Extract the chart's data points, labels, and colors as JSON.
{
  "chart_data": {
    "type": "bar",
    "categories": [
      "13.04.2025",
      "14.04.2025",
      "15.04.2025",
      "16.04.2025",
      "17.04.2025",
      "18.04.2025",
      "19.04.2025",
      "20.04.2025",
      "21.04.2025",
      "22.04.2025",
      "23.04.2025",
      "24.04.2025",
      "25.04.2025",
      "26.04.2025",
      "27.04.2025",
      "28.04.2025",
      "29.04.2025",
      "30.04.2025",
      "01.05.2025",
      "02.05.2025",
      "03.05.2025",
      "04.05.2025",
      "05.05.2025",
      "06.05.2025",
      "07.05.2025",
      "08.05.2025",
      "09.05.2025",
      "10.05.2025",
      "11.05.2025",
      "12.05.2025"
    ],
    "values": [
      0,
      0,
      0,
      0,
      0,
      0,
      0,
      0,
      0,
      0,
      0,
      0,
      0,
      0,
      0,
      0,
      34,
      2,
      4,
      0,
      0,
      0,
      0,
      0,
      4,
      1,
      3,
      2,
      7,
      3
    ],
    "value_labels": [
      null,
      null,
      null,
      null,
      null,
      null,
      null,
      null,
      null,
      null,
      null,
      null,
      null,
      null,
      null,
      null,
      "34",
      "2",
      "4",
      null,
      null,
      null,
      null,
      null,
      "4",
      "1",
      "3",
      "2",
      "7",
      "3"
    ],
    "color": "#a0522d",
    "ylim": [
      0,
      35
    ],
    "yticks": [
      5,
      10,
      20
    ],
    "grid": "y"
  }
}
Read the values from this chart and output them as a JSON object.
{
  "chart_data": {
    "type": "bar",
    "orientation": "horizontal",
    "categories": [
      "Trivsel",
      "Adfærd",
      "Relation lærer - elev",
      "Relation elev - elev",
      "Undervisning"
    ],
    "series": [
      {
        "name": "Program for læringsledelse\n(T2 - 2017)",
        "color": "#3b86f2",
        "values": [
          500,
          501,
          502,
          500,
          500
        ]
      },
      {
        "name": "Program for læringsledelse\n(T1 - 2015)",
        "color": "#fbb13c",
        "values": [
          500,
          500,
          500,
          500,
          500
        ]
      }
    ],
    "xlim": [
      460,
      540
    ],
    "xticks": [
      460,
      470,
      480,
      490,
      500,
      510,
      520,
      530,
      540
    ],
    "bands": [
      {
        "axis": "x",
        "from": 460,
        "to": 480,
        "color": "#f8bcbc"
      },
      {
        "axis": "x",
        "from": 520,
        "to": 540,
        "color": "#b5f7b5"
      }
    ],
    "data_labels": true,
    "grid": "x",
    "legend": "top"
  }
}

# [Problem description]
Each line that holds the word "Program" should be extracted from the records.

# [Finished answer]
        "name": "Program for læringsledelse\n(T2 - 2017)",
        "name": "Program for læringsledelse\n(T1 - 2015)",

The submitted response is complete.